━━━ Data for the task ━━━

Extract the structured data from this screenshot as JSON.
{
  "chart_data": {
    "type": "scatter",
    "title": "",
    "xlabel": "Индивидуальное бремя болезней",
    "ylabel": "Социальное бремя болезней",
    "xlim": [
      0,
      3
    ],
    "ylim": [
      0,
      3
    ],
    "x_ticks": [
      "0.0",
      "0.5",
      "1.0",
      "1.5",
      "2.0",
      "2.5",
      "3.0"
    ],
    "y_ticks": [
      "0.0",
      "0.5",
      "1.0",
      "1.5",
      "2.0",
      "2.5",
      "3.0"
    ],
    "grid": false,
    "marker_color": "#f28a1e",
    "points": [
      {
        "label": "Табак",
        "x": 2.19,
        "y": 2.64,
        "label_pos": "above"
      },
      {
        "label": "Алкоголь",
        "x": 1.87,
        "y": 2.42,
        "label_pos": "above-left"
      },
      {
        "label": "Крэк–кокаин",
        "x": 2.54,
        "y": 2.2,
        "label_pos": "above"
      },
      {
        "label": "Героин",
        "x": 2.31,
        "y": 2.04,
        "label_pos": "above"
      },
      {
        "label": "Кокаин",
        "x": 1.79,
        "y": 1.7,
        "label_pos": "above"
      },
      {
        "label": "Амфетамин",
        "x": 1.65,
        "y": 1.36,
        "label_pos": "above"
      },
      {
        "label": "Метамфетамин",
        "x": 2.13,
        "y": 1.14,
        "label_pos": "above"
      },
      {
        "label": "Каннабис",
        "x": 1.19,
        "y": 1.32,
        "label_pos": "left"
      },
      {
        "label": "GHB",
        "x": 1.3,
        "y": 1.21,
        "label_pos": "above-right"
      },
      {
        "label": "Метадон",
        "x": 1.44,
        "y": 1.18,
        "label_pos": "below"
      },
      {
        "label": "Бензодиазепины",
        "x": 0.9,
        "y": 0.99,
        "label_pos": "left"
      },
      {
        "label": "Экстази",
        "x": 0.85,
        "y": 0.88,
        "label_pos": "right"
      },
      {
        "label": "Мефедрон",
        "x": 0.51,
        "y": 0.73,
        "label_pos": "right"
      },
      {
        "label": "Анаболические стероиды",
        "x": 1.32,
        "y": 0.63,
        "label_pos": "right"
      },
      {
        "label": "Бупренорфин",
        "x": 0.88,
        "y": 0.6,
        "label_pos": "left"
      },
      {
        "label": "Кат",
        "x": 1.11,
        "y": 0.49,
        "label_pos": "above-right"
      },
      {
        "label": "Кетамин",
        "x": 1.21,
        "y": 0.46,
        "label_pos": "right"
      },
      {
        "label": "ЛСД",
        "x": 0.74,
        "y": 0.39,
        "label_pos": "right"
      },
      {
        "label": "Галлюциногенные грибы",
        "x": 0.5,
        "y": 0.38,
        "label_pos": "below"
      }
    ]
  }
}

━━━

■ What the exercise asks ■
Write out the whole listing exactly.

■ Response ■
Extract the structured data from this screenshot as JSON.
{
  "chart_data": {
    "type": "scatter",
    "title": "",
    "xlabel": "Индивидуальное бремя болезней",
    "ylabel": "Социальное бремя болезней",
    "xlim": [
      0,
      3
    ],
    "ylim": [
      0,
      3
    ],
    "x_ticks": [
      "0.0",
      "0.5",
      "1.0",
      "1.5",
      "2.0",
      "2.5",
      "3.0"
    ],
    "y_ticks": [
      "0.0",
      "0.5",
      "1.0",
      "1.5",
      "2.0",
      "2.5",
      "3.0"
    ],
    "grid": false,
    "marker_color": "#f28a1e",
    "points": [
      {
        "label": "Табак",
        "x": 2.19,
        "y": 2.64,
        "label_pos": "above"
      },
      {
        "label": "Алкоголь",
        "x": 1.87,
        "y": 2.42,
        "label_pos": "above-left"
      },
      {
        "label": "Крэк–кокаин",
        "x": 2.54,
        "y": 2.2,
        "label_pos": "above"
      },
      {
        "label": "Героин",
        "x": 2.31,
        "y": 2.04,
        "label_pos": "above"
      },
      {
        "label": "Кокаин",
        "x": 1.79,
        "y": 1.7,
        "label_pos": "above"
      },
      {
        "label": "Амфетамин",
        "x": 1.65,
        "y": 1.36,
        "label_pos": "above"
      },
      {
        "label": "Метамфетамин",
        "x": 2.13,
        "y": 1.14,
        "label_pos": "above"
      },
      {
        "label": "Каннабис",
        "x": 1.19,
        "y": 1.32,
        "label_pos": "left"
      },
      {
        "label": "GHB",
        "x": 1.3,
        "y": 1.21,
        "label_pos": "above-right"
      },
      {
        "label": "Метадон",
        "x": 1.44,
        "y": 1.18,
        "label_pos": "below"
      },
      {
        "label": "Бензодиазепины",
        "x": 0.9,
        "y": 0.99,
        "label_pos": "left"
      },
      {
        "label": "Экстази",
        "x": 0.85,
        "y": 0.88,
        "label_pos": "right"
      },
      {
        "label": "Мефедрон",
        "x": 0.51,
        "y": 0.73,
        "label_pos": "right"
      },
      {
        "label": "Анаболические стероиды",
        "x": 1.32,
        "y": 0.63,
        "label_pos": "right"
      },
      {
        "label": "Бупренорфин",
        "x": 0.88,
        "y": 0.6,
        "label_pos": "left"
      },
      {
        "label": "Кат",
        "x": 1.11,
        "y": 0.49,
        "label_pos": "above-right"
      },
      {
        "label": "Кетамин",
        "x": 1.21,
        "y": 0.46,
        "label_pos": "right"
      },
      {
        "label": "ЛСД",
        "x": 0.74,
        "y": 0.39,
        "label_pos": "right"
      },
      {
        "label": "Галлюциногенные грибы",
        "x": 0.5,
        "y": 0.38,
        "label_pos": "below"
      }
    ]
  }
}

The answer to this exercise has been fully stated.